## Problem
Pictures should be excluded; otherwise, copy every entry exactly.

## Record extracts

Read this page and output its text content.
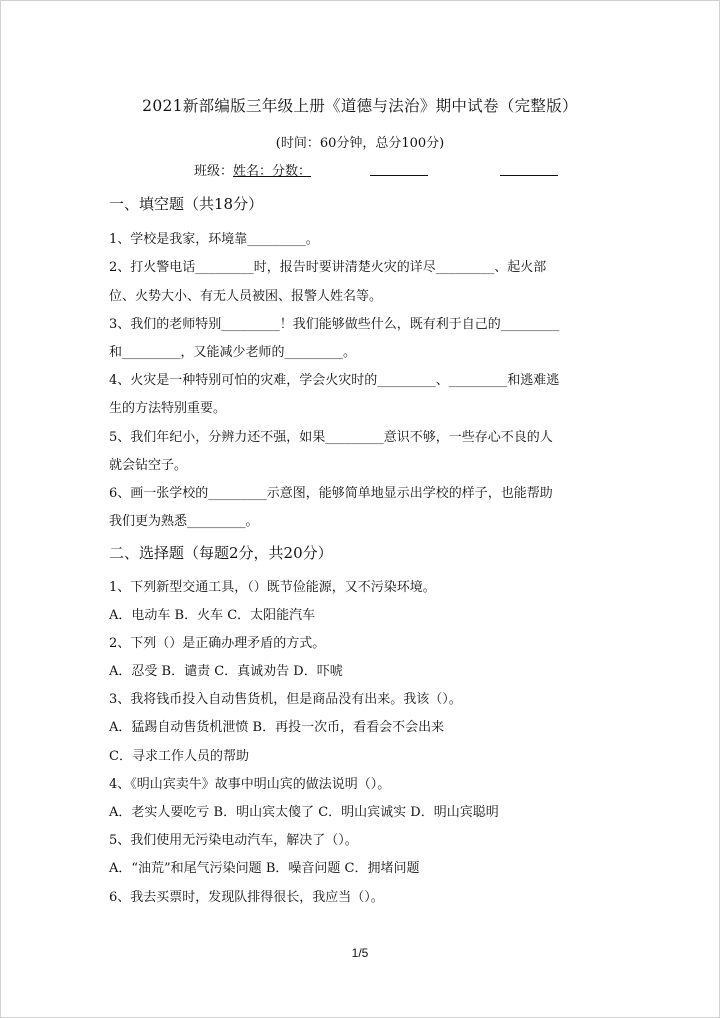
2021新部编版三年级上册《道德与法治》期中试卷（完整版）
(时间：60分钟，总分100分)
班级：姓名：分数：
一、填空题（共18分）
1、学校是我家，环境靠_________。
2、打火警电话_________时，报告时要讲清楚火灾的详尽_________、起火部
位、火势大小、有无人员被困、报警人姓名等。
3、我们的老师特别_________！我们能够做些什么，既有利于自己的_________
和_________，又能减少老师的_________。
4、火灾是一种特别可怕的灾难，学会火灾时的_________、_________和逃难逃
生的方法特别重要。
5、我们年纪小，分辨力还不强，如果_________意识不够，一些存心不良的人
就会钻空子。
6、画一张学校的_________示意图，能够简单地显示出学校的样子，也能帮助
我们更为熟悉_________。
二、选择题（每题2分，共20分）
1、下列新型交通工具，（）既节俭能源，又不污染环境。
A．电动车 B．火车 C．太阳能汽车
2、下列（）是正确办理矛盾的方式。
A．忍受 B．谴责 C．真诚劝告 D．吓唬
3、我将钱币投入自动售货机，但是商品没有出来。我该（）。
A．猛踢自动售货机泄愤 B．再投一次币，看看会不会出来
C．寻求工作人员的帮助
4、《明山宾卖牛》故事中明山宾的做法说明（）。
A．老实人要吃亏 B．明山宾太傻了 C．明山宾诚实 D．明山宾聪明
5、我们使用无污染电动汽车，解决了（）。
A．“油荒”和尾气污染问题 B．噪音问题 C．拥堵问题
6、我去买票时，发现队排得很长，我应当（）。
1/5
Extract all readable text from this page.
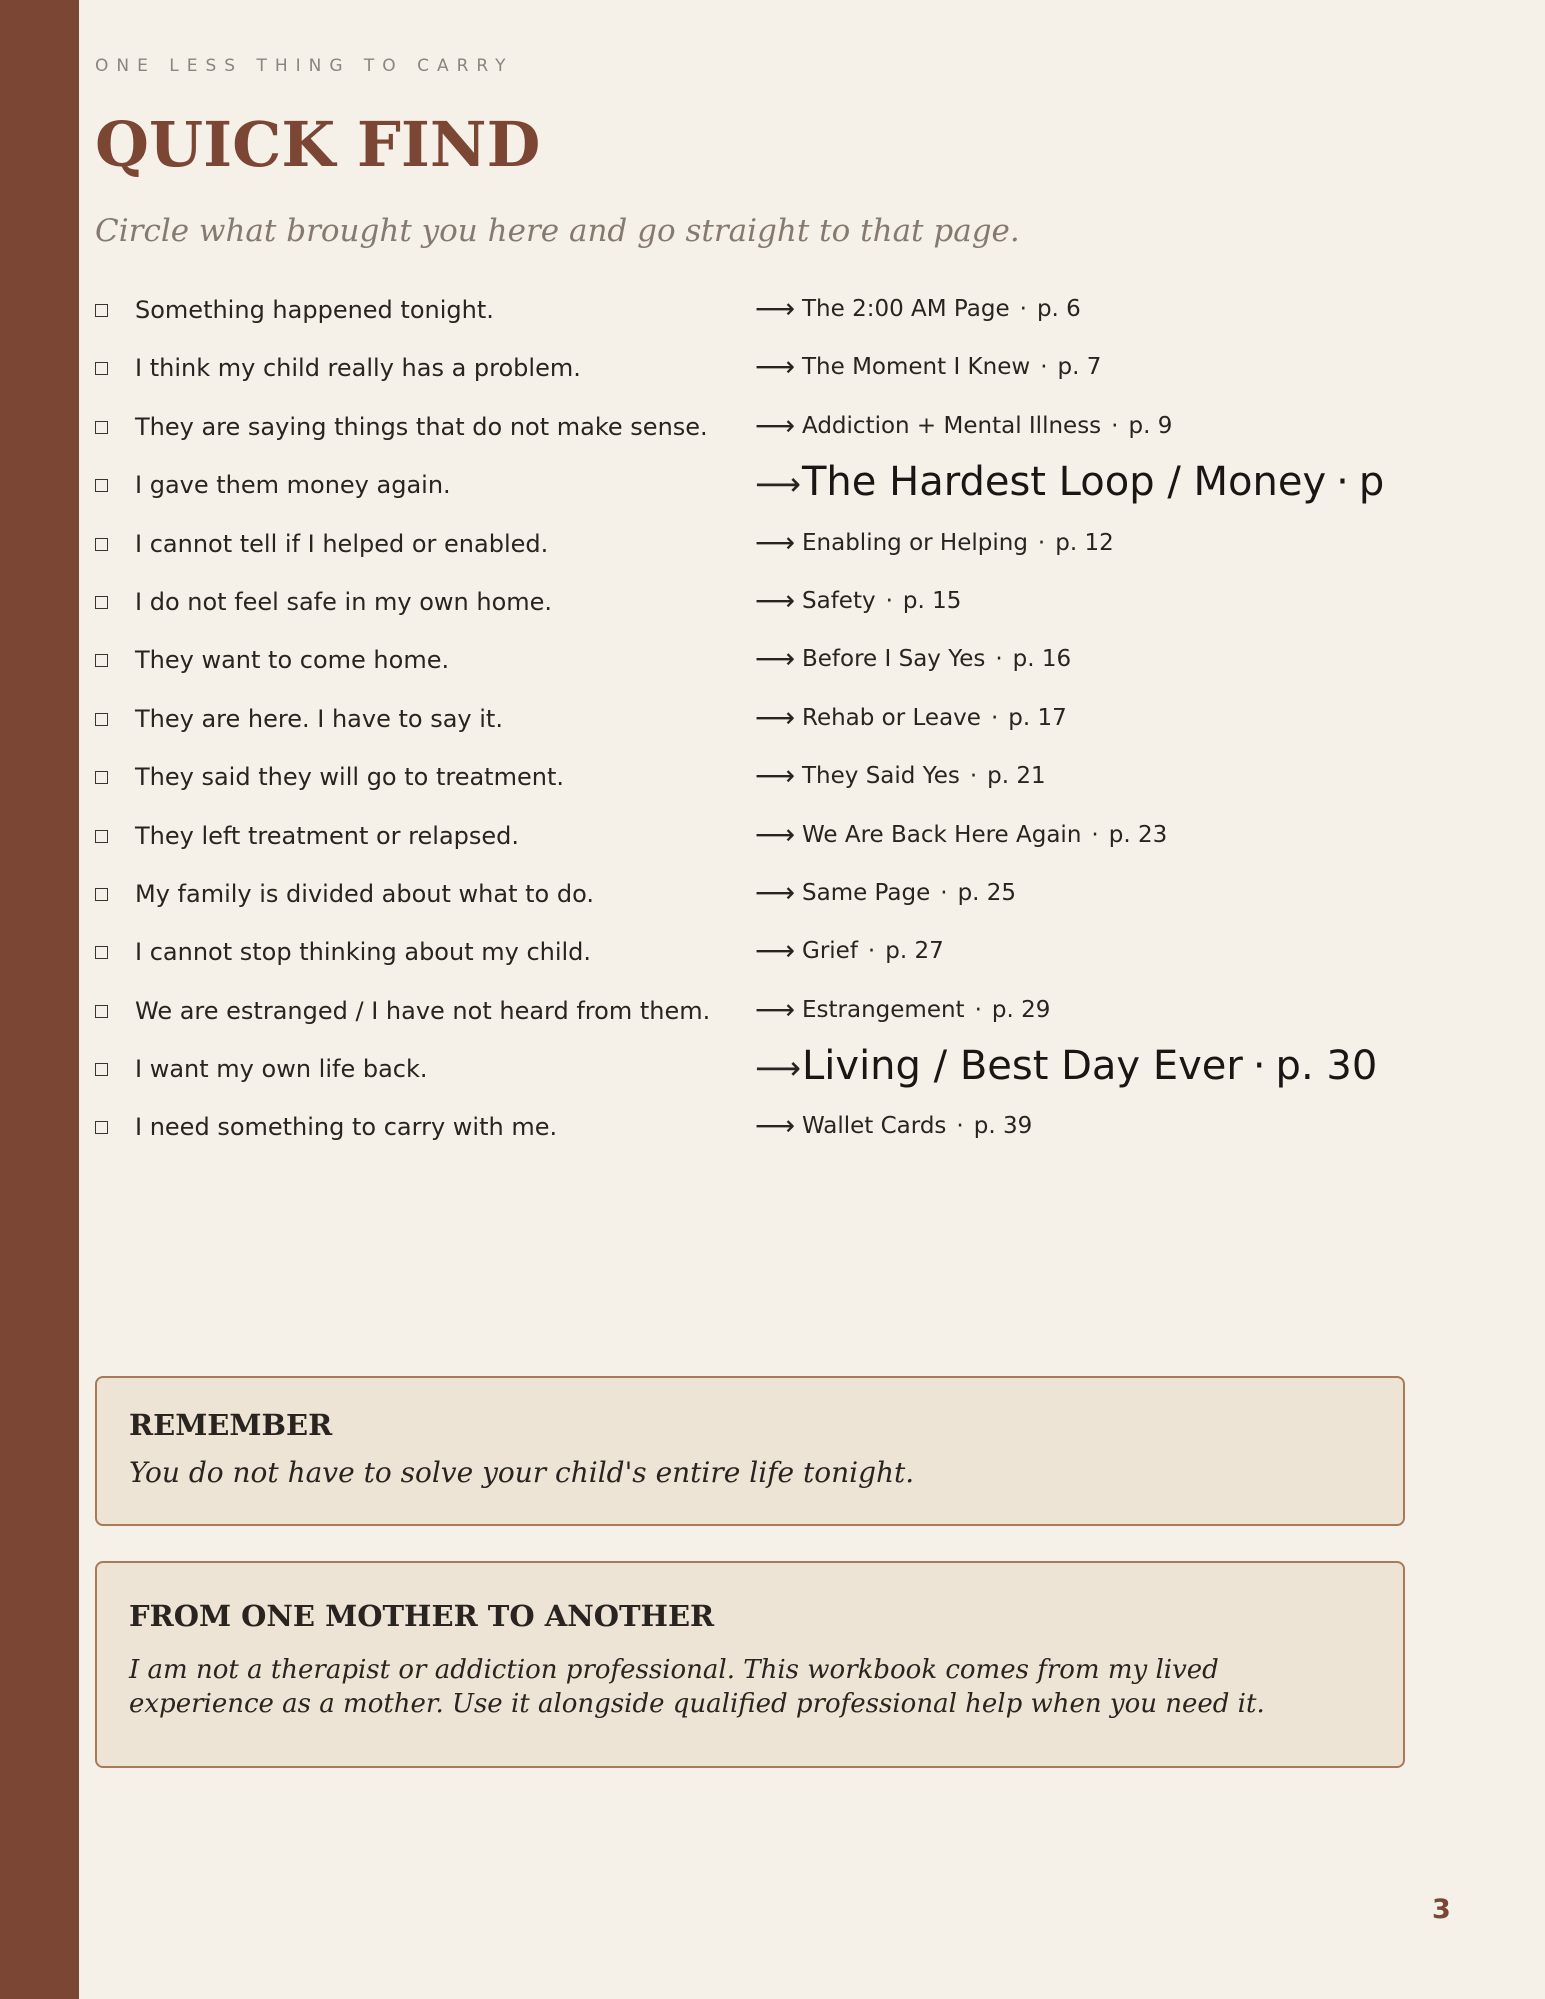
ONE LESS THING TO CARRY
QUICK FIND
Circle what brought you here and go straight to that page.
Something happened tonight.	⟶ The 2:00 AM Page · p. 6
I think my child really has a problem.	⟶ The Moment I Knew · p. 7
They are saying things that do not make sense. ⟶ Addiction + Mental Illness · p. 9
I gave them money again.	⟶ The Hardest Loop / Money · p
I cannot tell if I helped or enabled.	⟶ Enabling or Helping · p. 12
I do not feel safe in my own home.	⟶ Safety · p. 15
They want to come home.	⟶ Before I Say Yes · p. 16
They are here. I have to say it.	⟶ Rehab or Leave · p. 17
They said they will go to treatment.	⟶ They Said Yes · p. 21
They left treatment or relapsed.	⟶ We Are Back Here Again · p. 23
My family is divided about what to do.	⟶ Same Page · p. 25
I cannot stop thinking about my child.	⟶ Grief · p. 27
We are estranged / I have not heard from them. ⟶ Estrangement · p. 29
I want my own life back.	⟶ Living / Best Day Ever · p. 30
I need something to carry with me.	⟶ Wallet Cards · p. 39
REMEMBER
You do not have to solve your child's entire life tonight.
FROM ONE MOTHER TO ANOTHER
I am not a therapist or addiction professional. This workbook comes from my lived experience as a mother. Use it alongside qualified professional help when you need it.
3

## Result
Read this page and output its text content.
2021新部编版三年级上册《道德与法治》期中试卷（完整版）
(时间：60分钟，总分100分)
班级：姓名：分数：
一、填空题（共18分）
1、学校是我家，环境靠_________。
2、打火警电话_________时，报告时要讲清楚火灾的详尽_________、起火部
位、火势大小、有无人员被困、报警人姓名等。
3、我们的老师特别_________！我们能够做些什么，既有利于自己的_________
和_________，又能减少老师的_________。
4、火灾是一种特别可怕的灾难，学会火灾时的_________、_________和逃难逃
生的方法特别重要。
5、我们年纪小，分辨力还不强，如果_________意识不够，一些存心不良的人
就会钻空子。
6、画一张学校的_________示意图，能够简单地显示出学校的样子，也能帮助
我们更为熟悉_________。
二、选择题（每题2分，共20分）
1、下列新型交通工具，（）既节俭能源，又不污染环境。
A．电动车 B．火车 C．太阳能汽车
2、下列（）是正确办理矛盾的方式。
A．忍受 B．谴责 C．真诚劝告 D．吓唬
3、我将钱币投入自动售货机，但是商品没有出来。我该（）。
A．猛踢自动售货机泄愤 B．再投一次币，看看会不会出来
C．寻求工作人员的帮助
4、《明山宾卖牛》故事中明山宾的做法说明（）。
A．老实人要吃亏 B．明山宾太傻了 C．明山宾诚实 D．明山宾聪明
5、我们使用无污染电动汽车，解决了（）。
A．“油荒”和尾气污染问题 B．噪音问题 C．拥堵问题
6、我去买票时，发现队排得很长，我应当（）。
1/5
Extract all readable text from this page.
ONE LESS THING TO CARRY
QUICK FIND
Circle what brought you here and go straight to that page.
Something happened tonight.	⟶ The 2:00 AM Page · p. 6
I think my child really has a problem.	⟶ The Moment I Knew · p. 7
They are saying things that do not make sense. ⟶ Addiction + Mental Illness · p. 9
I gave them money again.	⟶ The Hardest Loop / Money · p
I cannot tell if I helped or enabled.	⟶ Enabling or Helping · p. 12
I do not feel safe in my own home.	⟶ Safety · p. 15
They want to come home.	⟶ Before I Say Yes · p. 16
They are here. I have to say it.	⟶ Rehab or Leave · p. 17
They said they will go to treatment.	⟶ They Said Yes · p. 21
They left treatment or relapsed.	⟶ We Are Back Here Again · p. 23
My family is divided about what to do.	⟶ Same Page · p. 25
I cannot stop thinking about my child.	⟶ Grief · p. 27
We are estranged / I have not heard from them. ⟶ Estrangement · p. 29
I want my own life back.	⟶ Living / Best Day Ever · p. 30
I need something to carry with me.	⟶ Wallet Cards · p. 39
REMEMBER
You do not have to solve your child's entire life tonight.
FROM ONE MOTHER TO ANOTHER
I am not a therapist or addiction professional. This workbook comes from my lived experience as a mother. Use it alongside qualified professional help when you need it.
3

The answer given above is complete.